▸ **Provided passage**
══════

[hpsdr] Hermes design thoughts

[Steven B. Dick]

Allow me to introduce myself.  I'm Steve, K1RF.  I'm an electrical engineer
over 40 years but in the management chain now.  While I'm not a verilog or
VHDL programmer or softrware programmer, I know enough to get by and I
understand and appreciate different architectual concepts. I recently became
totally fascinated by the software defined radio concept.  I've been
following the HPSDR Wiki for awhile.  I was actually considering taking
ideas from prior HPSDR projects to make a simple transceiver pc board and lo
and behold, I came across Hermes and Apollo hidden somewhat down at the
bottom of the wiki page. Wow! Right along the lines I was thinking.  I
looked at the schematic and loved it.  The only main thoughts I have on it
now are in two areas.  One is the front end, the other is to add Verilog
code in the FPGA to allow, along with a simple 2-line alphanumeric display
and some controls, a totally self contained transceiver without the need for
a PC. It could have two modes of operation, the standard mode using an
external PC with communication over USB or Ethernet for full capability, and
a self-contained mode. Transmitter code concepts would be along the lines of
the Digimit transmitter (See http://www.microtelecom.it/digimit/ with more
on SSB modulator architecture defined in detail at
http://microtelecom.it/ssbdex/.  The amount of FPGA firmware for the
transmit function would be fairly modest and should easily fit with room to
spare. Additional code would be needed for a self-contained basic receiver
without the full capabilities of the PC based software.

══════

▸ **Aim 1**
Format the records as a numbered list, from their first line through the line containing "panel-plugin-badge-icon <box>660 13", inclusive, and leave out any blank lines.

▸ **Task data**
══════

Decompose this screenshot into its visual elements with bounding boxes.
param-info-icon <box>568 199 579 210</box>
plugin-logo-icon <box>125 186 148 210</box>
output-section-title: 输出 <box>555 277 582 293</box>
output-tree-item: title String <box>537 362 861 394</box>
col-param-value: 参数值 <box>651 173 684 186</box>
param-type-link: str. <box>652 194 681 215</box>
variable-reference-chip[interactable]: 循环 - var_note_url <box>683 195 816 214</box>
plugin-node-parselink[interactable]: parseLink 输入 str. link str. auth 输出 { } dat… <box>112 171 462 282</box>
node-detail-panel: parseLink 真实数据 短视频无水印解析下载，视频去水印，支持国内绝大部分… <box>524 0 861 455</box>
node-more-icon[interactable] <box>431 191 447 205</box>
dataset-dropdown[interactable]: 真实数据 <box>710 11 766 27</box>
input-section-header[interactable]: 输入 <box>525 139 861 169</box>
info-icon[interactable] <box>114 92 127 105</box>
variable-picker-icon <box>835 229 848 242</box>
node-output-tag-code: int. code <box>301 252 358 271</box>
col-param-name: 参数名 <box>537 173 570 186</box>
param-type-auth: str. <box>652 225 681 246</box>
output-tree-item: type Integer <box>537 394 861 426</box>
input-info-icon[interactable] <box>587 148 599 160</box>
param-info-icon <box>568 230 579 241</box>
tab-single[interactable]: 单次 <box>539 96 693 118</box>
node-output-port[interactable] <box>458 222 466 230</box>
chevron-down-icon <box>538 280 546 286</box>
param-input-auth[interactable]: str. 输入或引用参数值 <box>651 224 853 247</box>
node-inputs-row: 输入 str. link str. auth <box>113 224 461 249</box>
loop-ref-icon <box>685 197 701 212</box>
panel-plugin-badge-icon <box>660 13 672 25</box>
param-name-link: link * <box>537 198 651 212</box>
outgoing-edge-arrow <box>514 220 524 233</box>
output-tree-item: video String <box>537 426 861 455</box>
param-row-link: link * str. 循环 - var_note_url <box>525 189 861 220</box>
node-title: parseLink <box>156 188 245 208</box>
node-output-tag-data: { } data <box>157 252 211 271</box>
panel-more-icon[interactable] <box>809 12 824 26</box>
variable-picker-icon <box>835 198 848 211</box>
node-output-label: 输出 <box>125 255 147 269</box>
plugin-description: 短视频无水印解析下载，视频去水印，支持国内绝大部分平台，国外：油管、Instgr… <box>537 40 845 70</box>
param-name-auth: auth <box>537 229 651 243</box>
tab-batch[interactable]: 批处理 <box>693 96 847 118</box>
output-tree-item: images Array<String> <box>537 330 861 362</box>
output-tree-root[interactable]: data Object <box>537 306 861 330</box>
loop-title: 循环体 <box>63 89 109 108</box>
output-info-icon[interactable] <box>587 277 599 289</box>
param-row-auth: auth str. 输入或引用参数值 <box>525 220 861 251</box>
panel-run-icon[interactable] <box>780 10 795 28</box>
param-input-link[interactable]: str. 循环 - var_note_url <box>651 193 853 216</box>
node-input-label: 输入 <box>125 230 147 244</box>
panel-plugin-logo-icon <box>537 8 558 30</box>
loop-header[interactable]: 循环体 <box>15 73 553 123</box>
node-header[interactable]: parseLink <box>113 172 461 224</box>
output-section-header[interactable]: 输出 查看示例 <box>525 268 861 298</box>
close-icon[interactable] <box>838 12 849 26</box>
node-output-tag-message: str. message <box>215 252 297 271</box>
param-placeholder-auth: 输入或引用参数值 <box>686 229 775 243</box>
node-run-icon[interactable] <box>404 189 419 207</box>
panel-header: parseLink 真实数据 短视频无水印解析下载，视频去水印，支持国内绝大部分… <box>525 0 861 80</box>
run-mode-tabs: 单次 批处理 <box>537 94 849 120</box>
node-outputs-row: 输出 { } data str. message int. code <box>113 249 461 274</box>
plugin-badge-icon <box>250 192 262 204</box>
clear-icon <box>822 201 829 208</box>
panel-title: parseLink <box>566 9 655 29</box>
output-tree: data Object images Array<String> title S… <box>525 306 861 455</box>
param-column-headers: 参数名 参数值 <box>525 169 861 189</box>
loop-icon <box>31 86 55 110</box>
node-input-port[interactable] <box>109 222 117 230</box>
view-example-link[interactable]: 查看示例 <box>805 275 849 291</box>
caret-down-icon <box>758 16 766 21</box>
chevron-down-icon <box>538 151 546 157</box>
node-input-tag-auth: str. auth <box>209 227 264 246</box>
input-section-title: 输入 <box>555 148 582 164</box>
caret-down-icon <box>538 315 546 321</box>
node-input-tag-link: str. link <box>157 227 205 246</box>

══════

▸ **Aim 2**
Reproduce the entire forum post on Hermes design thoughts word for word.

▸ **Full answer 1**
1. Decompose this screenshot into its visual elements with bounding boxes.
2. param-info-icon <box>568 199 579 210</box>
3. plugin-logo-icon <box>125 186 148 210</box>
4. output-section-title: 输出 <box>555 277 582 293</box>
5. output-tree-item: title String <box>537 362 861 394</box>
6. col-param-value: 参数值 <box>651 173 684 186</box>
7. param-type-link: str. <box>652 194 681 215</box>
8. variable-reference-chip[interactable]: 循环 - var_note_url <box>683 195 816 214</box>
9. plugin-node-parselink[interactable]: parseLink 输入 str. link str. auth 输出 { } dat… <box>112 171 462 282</box>
10. node-detail-panel: parseLink 真实数据 短视频无水印解析下载，视频去水印，支持国内绝大部分… <box>524 0 861 455</box>
11. node-more-icon[interactable] <box>431 191 447 205</box>
12. dataset-dropdown[interactable]: 真实数据 <box>710 11 766 27</box>
13. input-section-header[interactable]: 输入 <box>525 139 861 169</box>
14. info-icon[interactable] <box>114 92 127 105</box>
15. variable-picker-icon <box>835 229 848 242</box>
16. node-output-tag-code: int. code <box>301 252 358 271</box>
17. col-param-name: 参数名 <box>537 173 570 186</box>
18. param-type-auth: str. <box>652 225 681 246</box>
19. output-tree-item: type Integer <box>537 394 861 426</box>
20. input-info-icon[interactable] <box>587 148 599 160</box>
21. param-info-icon <box>568 230 579 241</box>
22. tab-single[interactable]: 单次 <box>539 96 693 118</box>
23. node-output-port[interactable] <box>458 222 466 230</box>
24. chevron-down-icon <box>538 280 546 286</box>
25. param-input-auth[interactable]: str. 输入或引用参数值 <box>651 224 853 247</box>
26. node-inputs-row: 输入 str. link str. auth <box>113 224 461 249</box>
27. loop-ref-icon <box>685 197 701 212</box>
28. panel-plugin-badge-icon <box>660 13 672 25</box>

▸ **Full answer 2**
[hpsdr] Hermes design thoughts

[Steven B. Dick]

Allow me to introduce myself.  I'm Steve, K1RF.  I'm an electrical engineer
over 40 years but in the management chain now.  While I'm not a verilog or
VHDL programmer or softrware programmer, I know enough to get by and I
understand and appreciate different architectual concepts. I recently became
totally fascinated by the software defined radio concept.  I've been
following the HPSDR Wiki for awhile.  I was actually considering taking
ideas from prior HPSDR projects to make a simple transceiver pc board and lo
and behold, I came across Hermes and Apollo hidden somewhat down at the
bottom of the wiki page. Wow! Right along the lines I was thinking.  I
looked at the schematic and loved it.  The only main thoughts I have on it
now are in two areas.  One is the front end, the other is to add Verilog
code in the FPGA to allow, along with a simple 2-line alphanumeric display
and some controls, a totally self contained transceiver without the need for
a PC. It could have two modes of operation, the standard mode using an
external PC with communication over USB or Ethernet for full capability, and
a self-contained mode. Transmitter code concepts would be along the lines of
the Digimit transmitter (See http://www.microtelecom.it/digimit/ with more
on SSB modulator architecture defined in detail at
http://microtelecom.it/ssbdex/.  The amount of FPGA firmware for the
transmit function would be fairly modest and should easily fit with room to
spare. Additional code would be needed for a self-contained basic receiver
without the full capabilities of the PC based software.